> [Task] Copy out each line of the material in which the word "Portfolio" appears.

## Start Data listing

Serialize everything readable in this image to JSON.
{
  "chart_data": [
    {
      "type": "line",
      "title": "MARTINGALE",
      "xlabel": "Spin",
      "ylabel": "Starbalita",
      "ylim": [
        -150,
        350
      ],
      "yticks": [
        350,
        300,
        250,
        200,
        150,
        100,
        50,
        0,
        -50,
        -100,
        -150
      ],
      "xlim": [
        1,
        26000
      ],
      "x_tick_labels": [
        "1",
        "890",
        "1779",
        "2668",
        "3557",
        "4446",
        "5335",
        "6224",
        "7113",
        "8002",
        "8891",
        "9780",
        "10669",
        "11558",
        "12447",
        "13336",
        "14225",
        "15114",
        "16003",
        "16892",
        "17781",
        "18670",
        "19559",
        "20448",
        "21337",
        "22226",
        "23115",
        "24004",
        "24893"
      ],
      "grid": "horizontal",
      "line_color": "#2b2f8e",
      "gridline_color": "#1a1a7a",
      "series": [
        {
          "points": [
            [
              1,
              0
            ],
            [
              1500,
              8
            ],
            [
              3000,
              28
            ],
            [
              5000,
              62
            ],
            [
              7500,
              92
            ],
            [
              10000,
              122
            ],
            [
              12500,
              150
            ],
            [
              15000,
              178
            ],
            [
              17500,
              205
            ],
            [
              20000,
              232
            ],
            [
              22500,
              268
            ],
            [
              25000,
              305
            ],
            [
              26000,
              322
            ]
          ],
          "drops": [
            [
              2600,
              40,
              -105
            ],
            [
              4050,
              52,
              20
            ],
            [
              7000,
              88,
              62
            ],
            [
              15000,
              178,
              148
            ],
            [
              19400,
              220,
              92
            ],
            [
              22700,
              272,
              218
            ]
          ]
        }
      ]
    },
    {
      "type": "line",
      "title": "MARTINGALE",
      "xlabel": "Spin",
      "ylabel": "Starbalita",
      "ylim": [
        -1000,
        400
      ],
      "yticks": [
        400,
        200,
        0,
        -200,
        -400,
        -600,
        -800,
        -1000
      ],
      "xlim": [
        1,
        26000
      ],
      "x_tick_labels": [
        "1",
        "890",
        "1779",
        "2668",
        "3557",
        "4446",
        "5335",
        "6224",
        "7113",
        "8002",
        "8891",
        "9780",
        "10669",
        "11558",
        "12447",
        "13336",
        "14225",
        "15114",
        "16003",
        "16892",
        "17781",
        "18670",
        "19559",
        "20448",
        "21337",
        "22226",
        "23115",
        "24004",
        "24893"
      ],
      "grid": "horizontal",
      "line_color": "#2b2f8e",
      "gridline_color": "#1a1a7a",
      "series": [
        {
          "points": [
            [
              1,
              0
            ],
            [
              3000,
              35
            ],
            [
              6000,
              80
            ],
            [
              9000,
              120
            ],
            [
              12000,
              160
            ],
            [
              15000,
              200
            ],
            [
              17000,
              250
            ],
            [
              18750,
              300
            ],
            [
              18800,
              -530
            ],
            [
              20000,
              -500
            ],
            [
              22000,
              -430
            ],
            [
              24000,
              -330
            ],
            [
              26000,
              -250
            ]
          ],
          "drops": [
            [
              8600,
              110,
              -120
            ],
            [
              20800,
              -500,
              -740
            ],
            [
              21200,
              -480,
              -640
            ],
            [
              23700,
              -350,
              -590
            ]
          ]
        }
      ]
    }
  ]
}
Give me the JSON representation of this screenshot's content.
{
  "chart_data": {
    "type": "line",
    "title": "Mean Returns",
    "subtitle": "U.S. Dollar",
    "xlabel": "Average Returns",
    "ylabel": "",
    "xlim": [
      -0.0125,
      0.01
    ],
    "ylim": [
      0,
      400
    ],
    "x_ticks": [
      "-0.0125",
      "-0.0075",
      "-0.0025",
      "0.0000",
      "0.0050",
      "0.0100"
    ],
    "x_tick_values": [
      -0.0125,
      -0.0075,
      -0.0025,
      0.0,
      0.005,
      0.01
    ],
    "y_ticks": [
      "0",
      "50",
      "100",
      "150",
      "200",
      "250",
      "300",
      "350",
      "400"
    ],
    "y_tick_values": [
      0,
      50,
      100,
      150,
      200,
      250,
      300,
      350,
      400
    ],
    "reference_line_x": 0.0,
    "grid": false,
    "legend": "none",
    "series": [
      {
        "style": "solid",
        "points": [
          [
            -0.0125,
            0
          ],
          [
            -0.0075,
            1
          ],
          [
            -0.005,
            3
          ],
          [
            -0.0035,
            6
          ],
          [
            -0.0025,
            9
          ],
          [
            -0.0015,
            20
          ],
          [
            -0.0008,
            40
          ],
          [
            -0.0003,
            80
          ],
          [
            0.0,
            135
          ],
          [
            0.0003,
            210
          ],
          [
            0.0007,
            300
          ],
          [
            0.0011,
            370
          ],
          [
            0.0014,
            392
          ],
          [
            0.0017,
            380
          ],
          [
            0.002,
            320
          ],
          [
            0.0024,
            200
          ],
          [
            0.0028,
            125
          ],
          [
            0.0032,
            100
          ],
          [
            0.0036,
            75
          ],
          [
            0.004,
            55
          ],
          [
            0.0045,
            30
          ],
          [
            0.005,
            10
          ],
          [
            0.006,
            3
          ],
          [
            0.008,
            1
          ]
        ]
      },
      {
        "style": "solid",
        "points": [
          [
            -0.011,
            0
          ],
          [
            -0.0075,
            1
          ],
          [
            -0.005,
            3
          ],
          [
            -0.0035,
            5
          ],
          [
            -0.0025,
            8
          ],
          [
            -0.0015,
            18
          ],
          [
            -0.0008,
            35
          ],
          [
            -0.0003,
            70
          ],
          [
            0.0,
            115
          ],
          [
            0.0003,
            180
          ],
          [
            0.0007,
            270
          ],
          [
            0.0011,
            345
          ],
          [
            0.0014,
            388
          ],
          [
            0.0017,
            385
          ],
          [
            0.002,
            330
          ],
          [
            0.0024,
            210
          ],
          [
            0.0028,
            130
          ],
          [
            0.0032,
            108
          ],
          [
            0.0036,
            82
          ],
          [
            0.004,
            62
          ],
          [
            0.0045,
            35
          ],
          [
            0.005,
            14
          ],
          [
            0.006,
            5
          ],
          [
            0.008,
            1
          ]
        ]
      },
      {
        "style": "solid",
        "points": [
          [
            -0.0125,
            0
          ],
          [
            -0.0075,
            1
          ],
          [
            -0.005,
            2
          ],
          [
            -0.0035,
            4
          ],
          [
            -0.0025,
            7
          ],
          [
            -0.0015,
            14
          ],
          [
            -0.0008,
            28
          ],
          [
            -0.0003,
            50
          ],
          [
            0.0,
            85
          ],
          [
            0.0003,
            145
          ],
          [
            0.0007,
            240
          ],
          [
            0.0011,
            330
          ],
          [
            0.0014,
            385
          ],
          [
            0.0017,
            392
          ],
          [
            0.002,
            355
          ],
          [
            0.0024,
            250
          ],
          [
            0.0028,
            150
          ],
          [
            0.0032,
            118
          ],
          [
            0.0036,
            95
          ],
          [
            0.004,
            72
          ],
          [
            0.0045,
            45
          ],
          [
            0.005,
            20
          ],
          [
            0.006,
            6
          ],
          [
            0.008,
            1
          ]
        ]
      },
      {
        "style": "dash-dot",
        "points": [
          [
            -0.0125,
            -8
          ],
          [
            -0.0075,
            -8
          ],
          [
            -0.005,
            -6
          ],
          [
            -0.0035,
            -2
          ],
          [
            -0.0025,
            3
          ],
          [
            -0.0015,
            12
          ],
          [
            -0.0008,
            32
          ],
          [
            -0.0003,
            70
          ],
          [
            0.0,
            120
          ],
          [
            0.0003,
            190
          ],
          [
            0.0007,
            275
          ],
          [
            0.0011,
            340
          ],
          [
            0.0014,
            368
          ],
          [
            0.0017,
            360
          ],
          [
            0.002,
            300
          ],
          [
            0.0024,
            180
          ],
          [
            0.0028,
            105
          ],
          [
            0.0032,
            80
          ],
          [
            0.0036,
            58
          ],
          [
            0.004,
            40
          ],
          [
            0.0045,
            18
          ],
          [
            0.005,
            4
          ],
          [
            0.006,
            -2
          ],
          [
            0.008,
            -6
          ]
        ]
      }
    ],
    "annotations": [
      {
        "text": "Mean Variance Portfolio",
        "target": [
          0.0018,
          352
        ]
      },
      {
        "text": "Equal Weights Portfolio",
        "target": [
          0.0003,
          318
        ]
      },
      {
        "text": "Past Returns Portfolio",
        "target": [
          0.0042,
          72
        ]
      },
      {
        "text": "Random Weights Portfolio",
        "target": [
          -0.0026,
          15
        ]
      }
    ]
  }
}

## End Data listing

> [Answer in full]
        "text": "Mean Variance Portfolio",
        "text": "Equal Weights Portfolio",
        "text": "Past Returns Portfolio",
        "text": "Random Weights Portfolio",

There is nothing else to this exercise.